▽

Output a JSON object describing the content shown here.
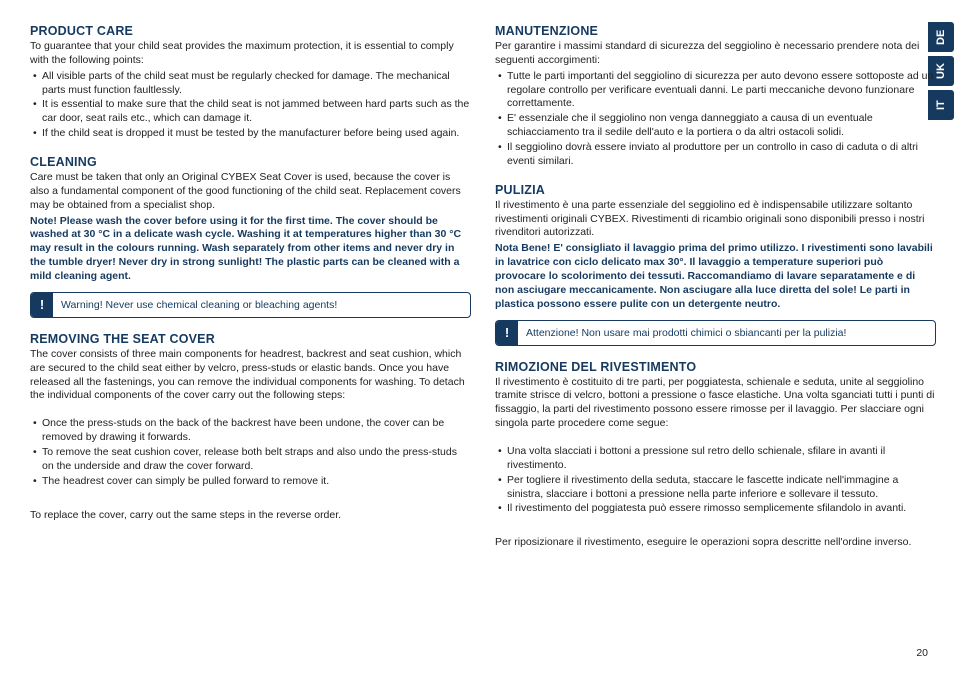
{
  "colors": {
    "heading": "#163a5f",
    "text": "#222222",
    "tab_bg": "#163a5f",
    "tab_text": "#ffffff"
  },
  "langs": [
    "DE",
    "UK",
    "IT"
  ],
  "page_number": "20",
  "left": {
    "s1": {
      "title": "PRODUCT CARE",
      "intro": "To guarantee that your child seat provides the maximum protection, it is essential to comply with the following points:",
      "items": [
        "All visible parts of the child seat must be regularly checked for damage. The mechanical parts must function faultlessly.",
        "It is essential to make sure that the child seat is not jammed between hard parts such as the car door, seat rails etc., which can damage it.",
        "If the child seat is dropped it must be tested by the manufacturer before being used again."
      ]
    },
    "s2": {
      "title": "CLEANING",
      "p1": "Care must be taken that only an Original CYBEX Seat Cover is used, because the cover is also a fundamental component of the good functioning of the child seat. Replacement covers may be obtained from a specialist shop.",
      "note": "Note! Please wash the cover before using it for the first time. The cover should be washed at 30 °C in a delicate wash cycle. Washing it at temperatures higher than 30 °C may result in the colours running. Wash separately from other items and never dry in the tumble dryer! Never dry in strong sunlight! The plastic parts can be cleaned with a mild cleaning agent.",
      "warn": "Warning! Never use chemical cleaning or bleaching agents!"
    },
    "s3": {
      "title": "REMOVING THE SEAT COVER",
      "p1": "The cover consists of three main components for headrest, backrest and seat cushion, which are secured to the child seat either by velcro, press-studs or elastic bands. Once you have released all the fastenings, you can remove the individual components for washing. To detach the individual components of the cover carry out the following steps:",
      "items": [
        "Once the press-studs on the back of the backrest have been undone, the cover can be removed by drawing it forwards.",
        "To remove the seat cushion cover, release both belt straps and also undo the press-studs on the underside and draw the cover forward.",
        "The headrest cover can simply be pulled forward to remove it."
      ],
      "p2": "To replace the cover, carry out the same steps in the reverse order."
    }
  },
  "right": {
    "s1": {
      "title": "MANUTENZIONE",
      "intro": "Per garantire i massimi standard di sicurezza del seggiolino è necessario prendere nota dei seguenti accorgimenti:",
      "items": [
        "Tutte le parti importanti del seggiolino di sicurezza per auto devono essere sottoposte ad un regolare controllo per verificare eventuali danni. Le parti meccaniche devono funzionare correttamente.",
        "E' essenziale che il seggiolino non venga danneggiato a causa di un eventuale schiacciamento tra il sedile dell'auto e la portiera o da altri ostacoli solidi.",
        "Il seggiolino dovrà essere inviato al produttore per un controllo in caso di caduta o di altri eventi similari."
      ]
    },
    "s2": {
      "title": "PULIZIA",
      "p1": "Il rivestimento è una parte essenziale del seggiolino ed è indispensabile utilizzare soltanto rivestimenti originali CYBEX. Rivestimenti di ricambio originali sono disponibili presso i nostri rivenditori autorizzati.",
      "note": "Nota Bene! E' consigliato il lavaggio prima del primo utilizzo. I rivestimenti sono lavabili in lavatrice con ciclo delicato max 30°. Il lavaggio a temperature superiori può provocare lo scolorimento dei tessuti. Raccomandiamo di lavare separatamente e di non asciugare meccanicamente. Non asciugare alla luce diretta del sole! Le parti in plastica possono essere pulite con un detergente neutro.",
      "warn": "Attenzione! Non usare mai prodotti chimici o sbiancanti per la pulizia!"
    },
    "s3": {
      "title": "RIMOZIONE DEL RIVESTIMENTO",
      "p1": "Il rivestimento è costituito di tre parti, per poggiatesta, schienale e seduta, unite al seggiolino tramite strisce di velcro, bottoni a pressione o fasce elastiche. Una volta sganciati tutti i punti di fissaggio, la parti del rivestimento possono essere rimosse per il lavaggio. Per slacciare ogni singola parte procedere come segue:",
      "items": [
        "Una volta slacciati i bottoni a pressione sul retro dello schienale, sfilare in avanti il rivestimento.",
        "Per togliere il rivestimento della seduta, staccare le fascette indicate nell'immagine a sinistra, slacciare i bottoni a pressione nella parte inferiore e sollevare il tessuto.",
        "Il rivestimento del poggiatesta può essere rimosso semplicemente sfilandolo in avanti."
      ],
      "p2": "Per riposizionare il rivestimento, eseguire le operazioni sopra descritte nell'ordine inverso."
    }
  }
}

△

Brief ▸ Work out the count of lines containing the word "essential", then write only that count.

Result of the task ▸ 2